(Dataset excerpt)
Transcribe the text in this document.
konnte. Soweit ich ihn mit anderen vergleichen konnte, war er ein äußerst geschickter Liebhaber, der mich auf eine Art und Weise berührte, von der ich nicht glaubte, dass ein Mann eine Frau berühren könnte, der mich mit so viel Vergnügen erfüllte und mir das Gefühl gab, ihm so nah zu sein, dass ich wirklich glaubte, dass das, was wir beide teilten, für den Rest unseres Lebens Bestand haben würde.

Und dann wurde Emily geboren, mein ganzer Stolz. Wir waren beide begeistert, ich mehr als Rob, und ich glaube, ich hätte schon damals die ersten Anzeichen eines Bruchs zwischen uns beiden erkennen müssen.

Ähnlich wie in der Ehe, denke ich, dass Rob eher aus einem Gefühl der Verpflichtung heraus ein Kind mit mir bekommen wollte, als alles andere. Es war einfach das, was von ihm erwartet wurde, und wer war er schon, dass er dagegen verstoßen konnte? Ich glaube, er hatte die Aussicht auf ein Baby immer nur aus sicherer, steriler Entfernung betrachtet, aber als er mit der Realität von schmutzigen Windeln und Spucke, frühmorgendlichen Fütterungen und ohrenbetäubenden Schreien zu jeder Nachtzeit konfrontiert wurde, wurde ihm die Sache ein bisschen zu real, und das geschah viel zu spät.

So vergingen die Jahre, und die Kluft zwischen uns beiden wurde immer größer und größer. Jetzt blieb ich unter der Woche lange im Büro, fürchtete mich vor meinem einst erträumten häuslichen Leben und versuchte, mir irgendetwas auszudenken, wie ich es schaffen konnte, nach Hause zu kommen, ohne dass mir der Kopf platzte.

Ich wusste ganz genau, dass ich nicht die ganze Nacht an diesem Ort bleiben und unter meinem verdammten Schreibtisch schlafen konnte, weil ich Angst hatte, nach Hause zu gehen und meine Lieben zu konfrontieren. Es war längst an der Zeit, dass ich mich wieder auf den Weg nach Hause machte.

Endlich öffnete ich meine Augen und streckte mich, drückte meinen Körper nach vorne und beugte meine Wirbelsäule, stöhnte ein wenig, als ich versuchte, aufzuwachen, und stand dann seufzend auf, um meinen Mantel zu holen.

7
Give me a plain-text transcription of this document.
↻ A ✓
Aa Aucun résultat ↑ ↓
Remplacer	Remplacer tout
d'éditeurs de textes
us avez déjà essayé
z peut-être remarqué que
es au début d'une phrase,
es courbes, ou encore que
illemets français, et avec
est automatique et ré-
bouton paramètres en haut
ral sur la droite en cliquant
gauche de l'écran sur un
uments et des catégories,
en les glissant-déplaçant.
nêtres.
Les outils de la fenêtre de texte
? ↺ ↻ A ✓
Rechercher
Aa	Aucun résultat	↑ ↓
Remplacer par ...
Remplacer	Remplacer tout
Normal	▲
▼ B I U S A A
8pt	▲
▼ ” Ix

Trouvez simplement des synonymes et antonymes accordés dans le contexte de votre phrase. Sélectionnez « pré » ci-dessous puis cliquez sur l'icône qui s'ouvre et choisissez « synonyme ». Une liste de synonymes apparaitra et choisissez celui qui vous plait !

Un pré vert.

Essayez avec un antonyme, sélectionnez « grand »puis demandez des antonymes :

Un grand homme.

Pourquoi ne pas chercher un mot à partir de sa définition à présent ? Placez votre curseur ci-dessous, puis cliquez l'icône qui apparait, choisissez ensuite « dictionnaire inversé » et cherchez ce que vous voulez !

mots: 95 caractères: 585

■ **What the task requires**
The records above are to be copied in full, exactly as written.

■ **The answer**
Transcribe the text in this document.
konnte. Soweit ich ihn mit anderen vergleichen konnte, war er ein äußerst geschickter Liebhaber, der mich auf eine Art und Weise berührte, von der ich nicht glaubte, dass ein Mann eine Frau berühren könnte, der mich mit so viel Vergnügen erfüllte und mir das Gefühl gab, ihm so nah zu sein, dass ich wirklich glaubte, dass das, was wir beide teilten, für den Rest unseres Lebens Bestand haben würde.

Und dann wurde Emily geboren, mein ganzer Stolz. Wir waren beide begeistert, ich mehr als Rob, und ich glaube, ich hätte schon damals die ersten Anzeichen eines Bruchs zwischen uns beiden erkennen müssen.

Ähnlich wie in der Ehe, denke ich, dass Rob eher aus einem Gefühl der Verpflichtung heraus ein Kind mit mir bekommen wollte, als alles andere. Es war einfach das, was von ihm erwartet wurde, und wer war er schon, dass er dagegen verstoßen konnte? Ich glaube, er hatte die Aussicht auf ein Baby immer nur aus sicherer, steriler Entfernung betrachtet, aber als er mit der Realität von schmutzigen Windeln und Spucke, frühmorgendlichen Fütterungen und ohrenbetäubenden Schreien zu jeder Nachtzeit konfrontiert wurde, wurde ihm die Sache ein bisschen zu real, und das geschah viel zu spät.

So vergingen die Jahre, und die Kluft zwischen uns beiden wurde immer größer und größer. Jetzt blieb ich unter der Woche lange im Büro, fürchtete mich vor meinem einst erträumten häuslichen Leben und versuchte, mir irgendetwas auszudenken, wie ich es schaffen konnte, nach Hause zu kommen, ohne dass mir der Kopf platzte.

Ich wusste ganz genau, dass ich nicht die ganze Nacht an diesem Ort bleiben und unter meinem verdammten Schreibtisch schlafen konnte, weil ich Angst hatte, nach Hause zu gehen und meine Lieben zu konfrontieren. Es war längst an der Zeit, dass ich mich wieder auf den Weg nach Hause machte.

Endlich öffnete ich meine Augen und streckte mich, drückte meinen Körper nach vorne und beugte meine Wirbelsäule, stöhnte ein wenig, als ich versuchte, aufzuwachen, und stand dann seufzend auf, um meinen Mantel zu holen.

7
Give me a plain-text transcription of this document.
↻ A ✓
Aa Aucun résultat ↑ ↓
Remplacer	Remplacer tout
d'éditeurs de textes
us avez déjà essayé
z peut-être remarqué que
es au début d'une phrase,
es courbes, ou encore que
illemets français, et avec
est automatique et ré-
bouton paramètres en haut
ral sur la droite en cliquant
gauche de l'écran sur un
uments et des catégories,
en les glissant-déplaçant.
nêtres.
Les outils de la fenêtre de texte
? ↺ ↻ A ✓
Rechercher
Aa	Aucun résultat	↑ ↓
Remplacer par ...
Remplacer	Remplacer tout
Normal	▲
▼ B I U S A A
8pt	▲
▼ ” Ix

Trouvez simplement des synonymes et antonymes accordés dans le contexte de votre phrase. Sélectionnez « pré » ci-dessous puis cliquez sur l'icône qui s'ouvre et choisissez « synonyme ». Une liste de synonymes apparaitra et choisissez celui qui vous plait !

Un pré vert.

Essayez avec un antonyme, sélectionnez « grand »puis demandez des antonymes :

Un grand homme.

Pourquoi ne pas chercher un mot à partir de sa définition à présent ? Placez votre curseur ci-dessous, puis cliquez l'icône qui apparait, choisissez ensuite « dictionnaire inversé » et cherchez ce que vous voulez !

mots: 95 caractères: 585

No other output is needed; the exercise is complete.